Aim of the task
Retype all of the rows below without changing a single character.
>> BEGIN Data extract
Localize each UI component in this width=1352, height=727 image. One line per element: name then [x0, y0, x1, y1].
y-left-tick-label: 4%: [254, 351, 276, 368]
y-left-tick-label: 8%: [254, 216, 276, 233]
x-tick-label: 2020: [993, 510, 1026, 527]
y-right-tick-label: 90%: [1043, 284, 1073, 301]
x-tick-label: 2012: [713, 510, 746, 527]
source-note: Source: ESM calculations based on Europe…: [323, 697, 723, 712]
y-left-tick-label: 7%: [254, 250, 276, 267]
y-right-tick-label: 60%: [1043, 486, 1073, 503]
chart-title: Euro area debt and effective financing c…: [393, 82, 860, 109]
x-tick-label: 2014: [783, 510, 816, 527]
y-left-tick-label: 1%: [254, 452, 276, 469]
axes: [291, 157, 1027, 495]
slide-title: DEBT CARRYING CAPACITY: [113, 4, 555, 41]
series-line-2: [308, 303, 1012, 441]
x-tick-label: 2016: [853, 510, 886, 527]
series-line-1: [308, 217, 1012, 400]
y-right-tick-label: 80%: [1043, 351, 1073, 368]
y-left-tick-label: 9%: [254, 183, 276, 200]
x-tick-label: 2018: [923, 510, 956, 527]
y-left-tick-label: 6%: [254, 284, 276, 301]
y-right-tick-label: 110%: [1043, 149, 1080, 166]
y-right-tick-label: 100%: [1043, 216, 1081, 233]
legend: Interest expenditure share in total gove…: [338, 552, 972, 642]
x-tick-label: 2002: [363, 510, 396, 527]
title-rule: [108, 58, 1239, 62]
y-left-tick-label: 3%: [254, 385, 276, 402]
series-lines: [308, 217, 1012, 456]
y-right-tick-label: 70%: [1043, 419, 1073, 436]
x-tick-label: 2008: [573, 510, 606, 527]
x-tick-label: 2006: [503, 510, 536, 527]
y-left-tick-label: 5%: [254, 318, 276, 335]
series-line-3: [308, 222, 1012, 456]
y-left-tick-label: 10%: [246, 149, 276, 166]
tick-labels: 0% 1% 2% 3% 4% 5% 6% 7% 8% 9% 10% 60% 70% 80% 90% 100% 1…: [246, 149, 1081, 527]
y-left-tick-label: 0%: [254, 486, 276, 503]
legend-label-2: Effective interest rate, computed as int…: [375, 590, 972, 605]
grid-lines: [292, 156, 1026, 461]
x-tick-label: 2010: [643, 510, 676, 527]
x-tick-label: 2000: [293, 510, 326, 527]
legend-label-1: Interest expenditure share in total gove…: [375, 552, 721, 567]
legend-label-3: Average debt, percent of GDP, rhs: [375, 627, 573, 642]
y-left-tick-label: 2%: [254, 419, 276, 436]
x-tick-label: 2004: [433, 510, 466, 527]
>> END Data extract
Response to this task
Localize each UI component in this width=1352, height=727 image. One line per element: name then [x0, y0, x1, y1].
y-left-tick-label: 4%: [254, 351, 276, 368]
y-left-tick-label: 8%: [254, 216, 276, 233]
x-tick-label: 2020: [993, 510, 1026, 527]
y-right-tick-label: 90%: [1043, 284, 1073, 301]
x-tick-label: 2012: [713, 510, 746, 527]
source-note: Source: ESM calculations based on Europe…: [323, 697, 723, 712]
y-left-tick-label: 7%: [254, 250, 276, 267]
y-right-tick-label: 60%: [1043, 486, 1073, 503]
chart-title: Euro area debt and effective financing c…: [393, 82, 860, 109]
x-tick-label: 2014: [783, 510, 816, 527]
y-left-tick-label: 1%: [254, 452, 276, 469]
axes: [291, 157, 1027, 495]
slide-title: DEBT CARRYING CAPACITY: [113, 4, 555, 41]
series-line-2: [308, 303, 1012, 441]
x-tick-label: 2016: [853, 510, 886, 527]
series-line-1: [308, 217, 1012, 400]
y-right-tick-label: 80%: [1043, 351, 1073, 368]
y-left-tick-label: 9%: [254, 183, 276, 200]
x-tick-label: 2018: [923, 510, 956, 527]
y-left-tick-label: 6%: [254, 284, 276, 301]
y-right-tick-label: 110%: [1043, 149, 1080, 166]
y-right-tick-label: 100%: [1043, 216, 1081, 233]
legend: Interest expenditure share in total gove…: [338, 552, 972, 642]
x-tick-label: 2002: [363, 510, 396, 527]
title-rule: [108, 58, 1239, 62]
y-left-tick-label: 3%: [254, 385, 276, 402]
series-lines: [308, 217, 1012, 456]
y-right-tick-label: 70%: [1043, 419, 1073, 436]
x-tick-label: 2008: [573, 510, 606, 527]
x-tick-label: 2006: [503, 510, 536, 527]
y-left-tick-label: 5%: [254, 318, 276, 335]
series-line-3: [308, 222, 1012, 456]
y-left-tick-label: 10%: [246, 149, 276, 166]
tick-labels: 0% 1% 2% 3% 4% 5% 6% 7% 8% 9% 10% 60% 70% 80% 90% 100% 1…: [246, 149, 1081, 527]
y-left-tick-label: 0%: [254, 486, 276, 503]
legend-label-2: Effective interest rate, computed as int…: [375, 590, 972, 605]
grid-lines: [292, 156, 1026, 461]
x-tick-label: 2010: [643, 510, 676, 527]
x-tick-label: 2000: [293, 510, 326, 527]
legend-label-1: Interest expenditure share in total gove…: [375, 552, 721, 567]
legend-label-3: Average debt, percent of GDP, rhs: [375, 627, 573, 642]
y-left-tick-label: 2%: [254, 419, 276, 436]
x-tick-label: 2004: [433, 510, 466, 527]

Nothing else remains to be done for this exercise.